[Start of RECORD LIST]

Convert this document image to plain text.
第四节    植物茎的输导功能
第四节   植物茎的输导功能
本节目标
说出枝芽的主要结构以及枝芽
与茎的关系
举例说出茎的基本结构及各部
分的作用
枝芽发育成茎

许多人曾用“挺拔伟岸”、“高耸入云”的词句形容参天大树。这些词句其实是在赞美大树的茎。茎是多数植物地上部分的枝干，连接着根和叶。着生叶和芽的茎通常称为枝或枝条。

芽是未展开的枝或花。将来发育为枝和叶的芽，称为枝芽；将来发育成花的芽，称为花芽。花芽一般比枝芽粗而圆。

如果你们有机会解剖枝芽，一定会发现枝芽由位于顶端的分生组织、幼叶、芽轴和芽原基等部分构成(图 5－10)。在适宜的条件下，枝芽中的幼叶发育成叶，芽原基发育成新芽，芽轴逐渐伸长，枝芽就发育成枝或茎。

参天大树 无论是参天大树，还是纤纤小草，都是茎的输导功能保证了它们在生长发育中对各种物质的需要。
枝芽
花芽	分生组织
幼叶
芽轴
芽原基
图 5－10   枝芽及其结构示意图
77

[End of RECORD LIST]

**CHALLENGE**
Reproduce the listing above verbatim, from first line to last.

**CORRECT RESULT**
Convert this document image to plain text.
第四节    植物茎的输导功能
第四节   植物茎的输导功能
本节目标
说出枝芽的主要结构以及枝芽
与茎的关系
举例说出茎的基本结构及各部
分的作用
枝芽发育成茎

许多人曾用“挺拔伟岸”、“高耸入云”的词句形容参天大树。这些词句其实是在赞美大树的茎。茎是多数植物地上部分的枝干，连接着根和叶。着生叶和芽的茎通常称为枝或枝条。

芽是未展开的枝或花。将来发育为枝和叶的芽，称为枝芽；将来发育成花的芽，称为花芽。花芽一般比枝芽粗而圆。

如果你们有机会解剖枝芽，一定会发现枝芽由位于顶端的分生组织、幼叶、芽轴和芽原基等部分构成(图 5－10)。在适宜的条件下，枝芽中的幼叶发育成叶，芽原基发育成新芽，芽轴逐渐伸长，枝芽就发育成枝或茎。

参天大树 无论是参天大树，还是纤纤小草，都是茎的输导功能保证了它们在生长发育中对各种物质的需要。
枝芽
花芽	分生组织
幼叶
芽轴
芽原基
图 5－10   枝芽及其结构示意图
77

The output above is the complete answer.